══ Given records

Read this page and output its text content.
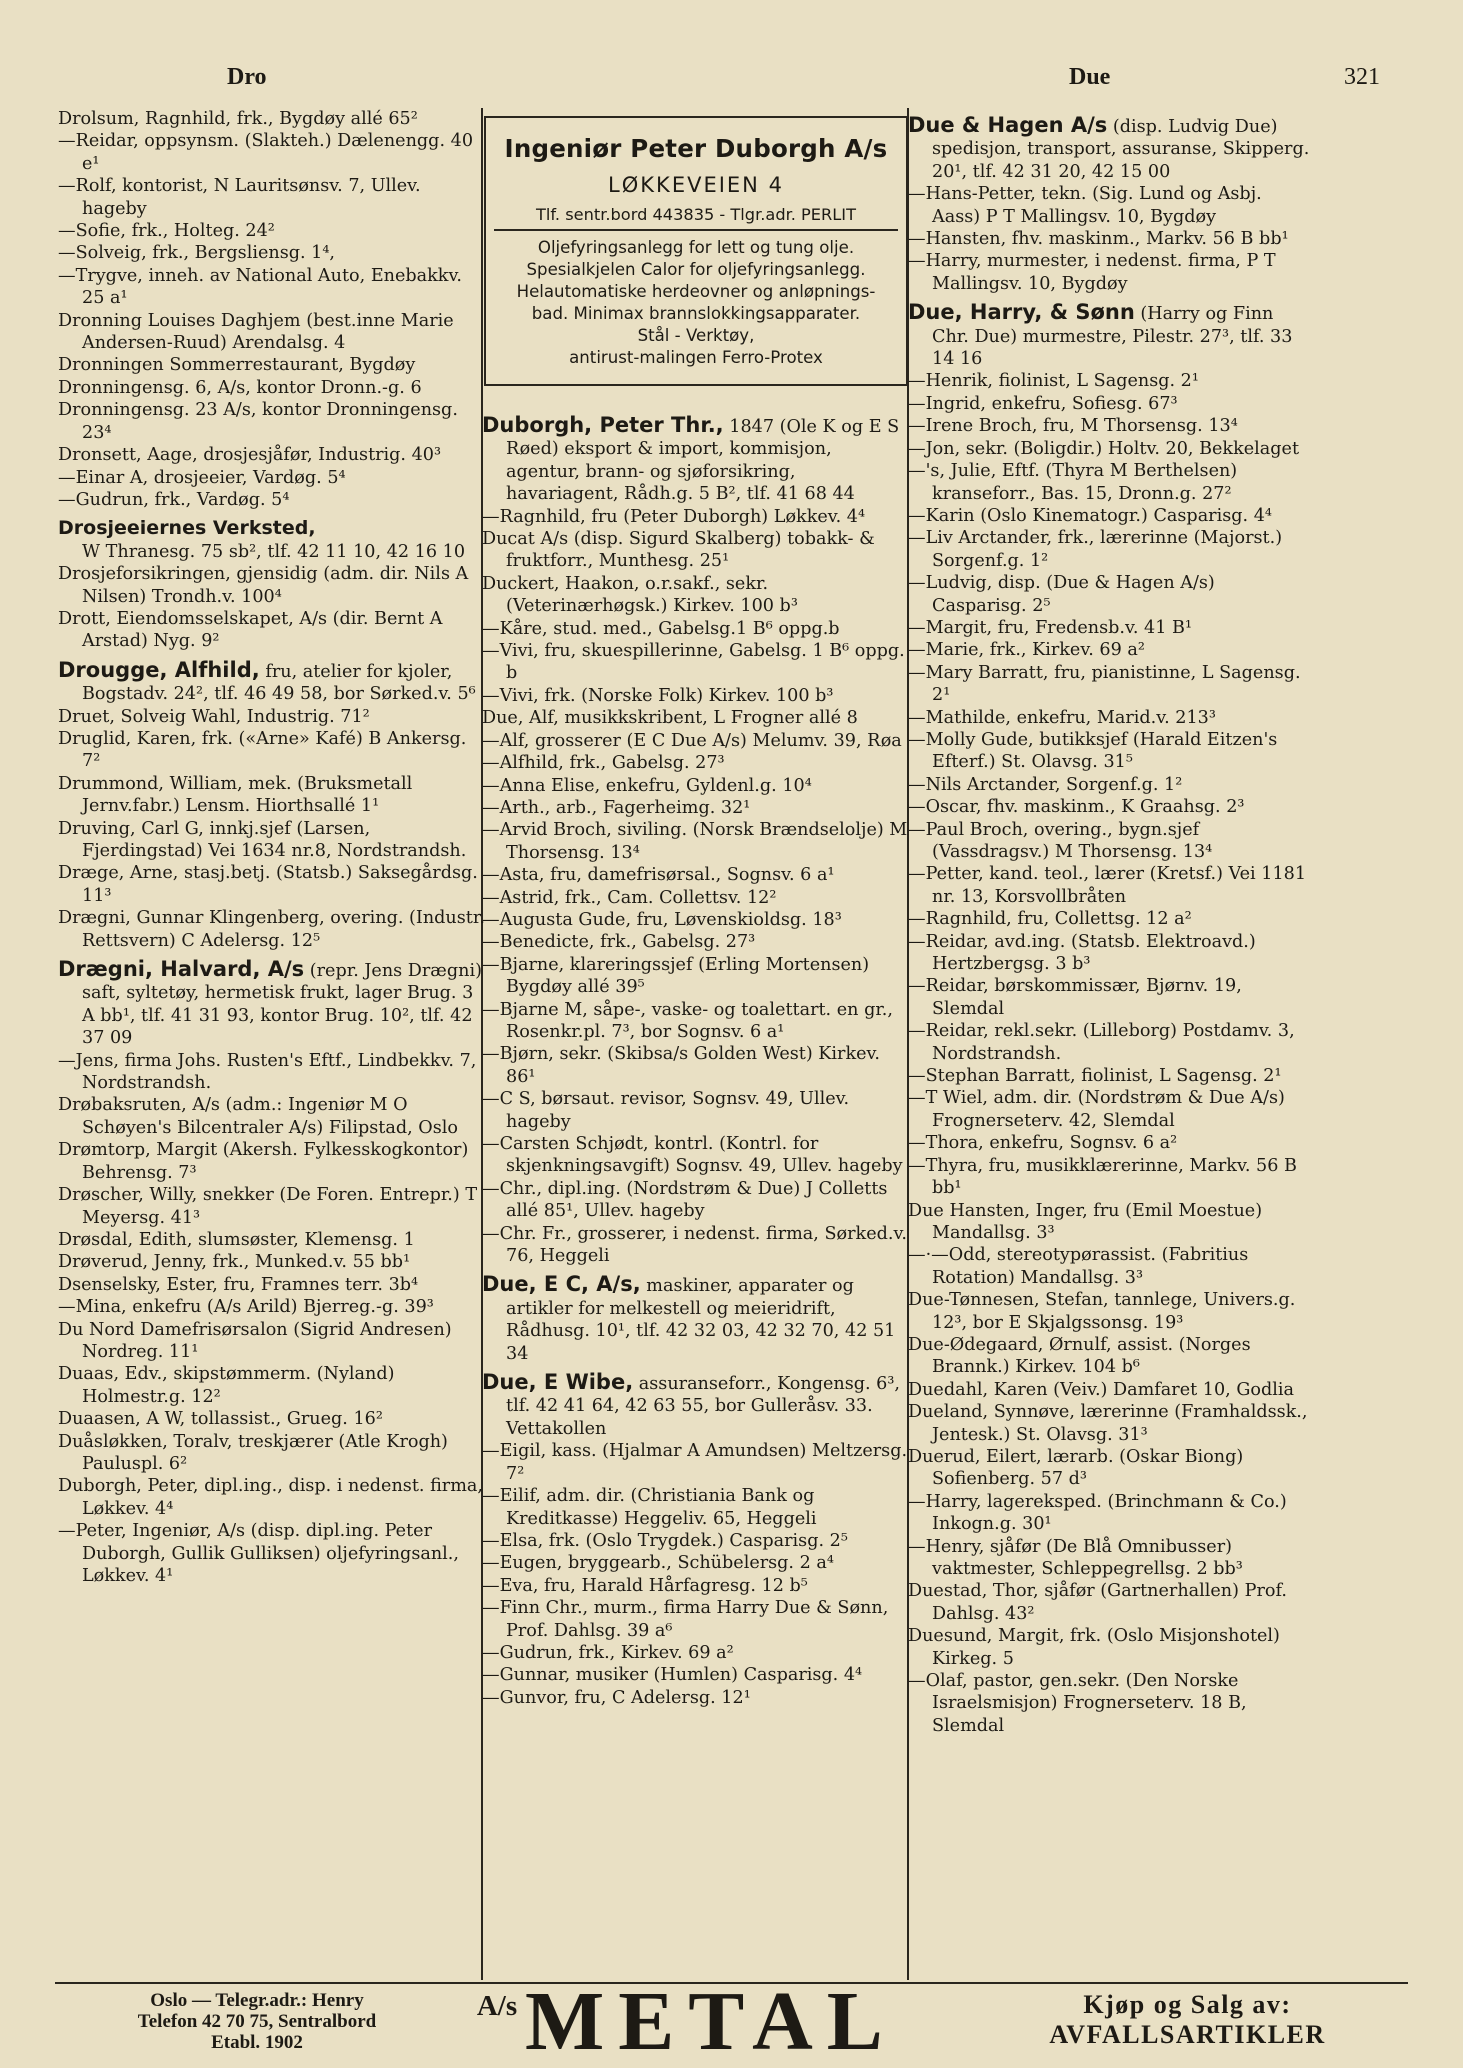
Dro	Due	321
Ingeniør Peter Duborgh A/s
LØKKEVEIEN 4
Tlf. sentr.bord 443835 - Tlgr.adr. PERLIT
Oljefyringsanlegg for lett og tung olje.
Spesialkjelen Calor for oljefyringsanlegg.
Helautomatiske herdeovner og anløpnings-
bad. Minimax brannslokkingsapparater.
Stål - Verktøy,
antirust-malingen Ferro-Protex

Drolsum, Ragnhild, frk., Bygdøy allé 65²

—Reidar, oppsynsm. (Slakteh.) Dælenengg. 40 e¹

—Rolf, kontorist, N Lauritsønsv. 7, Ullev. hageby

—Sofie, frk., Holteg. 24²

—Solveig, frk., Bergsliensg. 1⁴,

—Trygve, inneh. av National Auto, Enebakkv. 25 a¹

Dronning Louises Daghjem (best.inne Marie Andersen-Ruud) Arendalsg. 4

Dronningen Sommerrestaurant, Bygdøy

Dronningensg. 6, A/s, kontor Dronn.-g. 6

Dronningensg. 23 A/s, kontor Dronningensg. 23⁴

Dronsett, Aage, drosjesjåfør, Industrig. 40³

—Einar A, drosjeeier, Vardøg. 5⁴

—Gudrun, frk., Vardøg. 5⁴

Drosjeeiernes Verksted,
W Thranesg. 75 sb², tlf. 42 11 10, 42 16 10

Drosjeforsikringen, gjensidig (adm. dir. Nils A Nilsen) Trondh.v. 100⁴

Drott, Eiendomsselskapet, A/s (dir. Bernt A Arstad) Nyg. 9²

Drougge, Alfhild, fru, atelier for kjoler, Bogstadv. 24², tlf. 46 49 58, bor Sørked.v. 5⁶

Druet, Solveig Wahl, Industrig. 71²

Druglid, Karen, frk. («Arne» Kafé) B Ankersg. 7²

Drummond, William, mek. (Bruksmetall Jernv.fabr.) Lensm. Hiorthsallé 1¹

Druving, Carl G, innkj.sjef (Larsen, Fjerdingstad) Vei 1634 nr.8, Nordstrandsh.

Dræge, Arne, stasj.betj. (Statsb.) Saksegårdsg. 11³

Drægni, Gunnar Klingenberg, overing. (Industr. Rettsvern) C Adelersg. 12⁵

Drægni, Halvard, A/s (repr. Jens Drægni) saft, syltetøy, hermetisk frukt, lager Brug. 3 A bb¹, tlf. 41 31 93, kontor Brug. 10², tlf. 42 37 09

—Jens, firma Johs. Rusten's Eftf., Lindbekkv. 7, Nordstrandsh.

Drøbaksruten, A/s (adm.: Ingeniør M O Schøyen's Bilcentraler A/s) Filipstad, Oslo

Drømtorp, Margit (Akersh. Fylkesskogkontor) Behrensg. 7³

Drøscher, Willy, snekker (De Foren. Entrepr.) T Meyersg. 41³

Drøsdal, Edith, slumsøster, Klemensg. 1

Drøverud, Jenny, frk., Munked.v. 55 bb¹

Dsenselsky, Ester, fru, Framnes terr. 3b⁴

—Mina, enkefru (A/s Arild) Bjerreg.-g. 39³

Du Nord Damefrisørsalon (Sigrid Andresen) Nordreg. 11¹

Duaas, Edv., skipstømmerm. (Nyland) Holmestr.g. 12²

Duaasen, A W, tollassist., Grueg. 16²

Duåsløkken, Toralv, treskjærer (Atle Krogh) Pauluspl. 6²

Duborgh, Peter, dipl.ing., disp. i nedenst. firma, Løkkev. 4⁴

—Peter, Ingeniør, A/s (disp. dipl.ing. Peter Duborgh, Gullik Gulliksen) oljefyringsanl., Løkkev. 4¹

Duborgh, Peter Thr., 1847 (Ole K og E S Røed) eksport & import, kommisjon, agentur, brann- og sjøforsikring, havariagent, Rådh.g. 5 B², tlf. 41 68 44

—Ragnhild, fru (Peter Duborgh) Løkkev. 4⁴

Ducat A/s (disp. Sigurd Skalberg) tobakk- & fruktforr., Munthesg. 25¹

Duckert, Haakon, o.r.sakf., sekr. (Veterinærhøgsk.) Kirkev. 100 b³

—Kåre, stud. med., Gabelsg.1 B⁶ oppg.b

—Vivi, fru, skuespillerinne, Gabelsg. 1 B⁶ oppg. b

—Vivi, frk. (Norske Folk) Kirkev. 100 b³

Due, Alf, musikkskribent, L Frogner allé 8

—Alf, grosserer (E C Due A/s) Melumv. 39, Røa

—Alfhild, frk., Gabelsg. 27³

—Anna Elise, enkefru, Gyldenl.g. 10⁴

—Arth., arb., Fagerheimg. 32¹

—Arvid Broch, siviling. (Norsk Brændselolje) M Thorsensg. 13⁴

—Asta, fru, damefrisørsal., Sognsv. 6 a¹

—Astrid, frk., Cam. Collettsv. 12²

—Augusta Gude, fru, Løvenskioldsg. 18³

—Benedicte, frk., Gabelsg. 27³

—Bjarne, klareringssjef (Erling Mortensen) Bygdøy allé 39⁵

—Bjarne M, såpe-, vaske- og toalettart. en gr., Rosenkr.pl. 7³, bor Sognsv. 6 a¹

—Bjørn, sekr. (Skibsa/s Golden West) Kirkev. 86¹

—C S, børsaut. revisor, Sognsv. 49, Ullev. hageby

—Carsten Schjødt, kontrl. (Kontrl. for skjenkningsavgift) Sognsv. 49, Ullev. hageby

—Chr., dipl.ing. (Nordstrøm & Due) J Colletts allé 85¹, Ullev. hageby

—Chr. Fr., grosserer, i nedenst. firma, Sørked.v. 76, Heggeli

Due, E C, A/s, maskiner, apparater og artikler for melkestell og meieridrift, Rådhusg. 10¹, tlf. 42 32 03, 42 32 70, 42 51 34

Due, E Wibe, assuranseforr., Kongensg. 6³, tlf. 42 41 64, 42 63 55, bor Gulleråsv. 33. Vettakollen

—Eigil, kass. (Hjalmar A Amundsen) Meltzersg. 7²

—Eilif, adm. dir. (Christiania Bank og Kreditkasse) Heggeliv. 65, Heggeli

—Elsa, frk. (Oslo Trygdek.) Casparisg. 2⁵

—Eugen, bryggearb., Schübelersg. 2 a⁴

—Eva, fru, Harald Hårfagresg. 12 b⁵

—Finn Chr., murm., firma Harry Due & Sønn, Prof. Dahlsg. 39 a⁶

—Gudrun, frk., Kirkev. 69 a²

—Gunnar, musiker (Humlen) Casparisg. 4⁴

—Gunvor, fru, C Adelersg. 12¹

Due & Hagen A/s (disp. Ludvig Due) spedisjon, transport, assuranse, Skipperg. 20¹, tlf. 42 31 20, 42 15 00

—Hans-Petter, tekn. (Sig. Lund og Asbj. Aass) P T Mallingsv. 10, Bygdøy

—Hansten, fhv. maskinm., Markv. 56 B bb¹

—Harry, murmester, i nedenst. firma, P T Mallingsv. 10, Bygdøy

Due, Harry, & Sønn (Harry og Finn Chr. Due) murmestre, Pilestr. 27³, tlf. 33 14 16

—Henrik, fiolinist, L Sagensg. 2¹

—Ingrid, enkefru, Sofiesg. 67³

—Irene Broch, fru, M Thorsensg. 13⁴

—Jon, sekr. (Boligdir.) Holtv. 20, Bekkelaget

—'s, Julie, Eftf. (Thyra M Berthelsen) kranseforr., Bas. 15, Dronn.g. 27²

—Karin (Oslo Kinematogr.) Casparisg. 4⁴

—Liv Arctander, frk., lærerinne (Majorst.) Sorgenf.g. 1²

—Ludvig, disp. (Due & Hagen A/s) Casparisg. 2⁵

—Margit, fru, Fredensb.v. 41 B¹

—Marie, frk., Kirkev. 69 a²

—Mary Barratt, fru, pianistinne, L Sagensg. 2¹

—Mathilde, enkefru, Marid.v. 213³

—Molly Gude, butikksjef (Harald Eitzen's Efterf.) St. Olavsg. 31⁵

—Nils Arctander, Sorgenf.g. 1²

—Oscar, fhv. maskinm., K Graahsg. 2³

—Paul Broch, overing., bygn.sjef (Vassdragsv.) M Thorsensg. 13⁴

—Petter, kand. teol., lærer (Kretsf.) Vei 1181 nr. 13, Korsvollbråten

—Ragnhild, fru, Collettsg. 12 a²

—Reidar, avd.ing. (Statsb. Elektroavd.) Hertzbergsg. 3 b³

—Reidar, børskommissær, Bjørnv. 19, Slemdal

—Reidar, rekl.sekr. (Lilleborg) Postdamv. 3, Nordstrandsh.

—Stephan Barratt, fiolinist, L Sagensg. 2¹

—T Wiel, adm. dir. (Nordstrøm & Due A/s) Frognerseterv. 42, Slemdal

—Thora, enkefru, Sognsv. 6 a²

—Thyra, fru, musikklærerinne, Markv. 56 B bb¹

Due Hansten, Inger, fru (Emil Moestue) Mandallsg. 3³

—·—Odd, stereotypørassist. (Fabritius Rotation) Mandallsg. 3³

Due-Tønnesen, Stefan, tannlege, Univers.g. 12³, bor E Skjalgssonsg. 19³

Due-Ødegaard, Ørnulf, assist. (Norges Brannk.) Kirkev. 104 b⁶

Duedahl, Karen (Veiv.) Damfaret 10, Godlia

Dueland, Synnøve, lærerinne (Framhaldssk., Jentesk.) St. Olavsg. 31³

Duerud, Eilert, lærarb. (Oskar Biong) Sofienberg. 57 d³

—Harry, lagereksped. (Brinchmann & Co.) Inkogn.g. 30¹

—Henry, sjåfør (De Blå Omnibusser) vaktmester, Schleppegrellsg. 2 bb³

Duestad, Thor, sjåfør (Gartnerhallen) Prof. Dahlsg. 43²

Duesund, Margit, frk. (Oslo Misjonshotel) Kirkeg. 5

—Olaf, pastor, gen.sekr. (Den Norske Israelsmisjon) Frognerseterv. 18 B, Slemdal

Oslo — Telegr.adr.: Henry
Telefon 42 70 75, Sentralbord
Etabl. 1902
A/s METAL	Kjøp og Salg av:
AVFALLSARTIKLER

════

#### [Problem requirements]
State, as a bare number, how many lines of the listing hold the word "nedenst".

#### [Worked answer]
3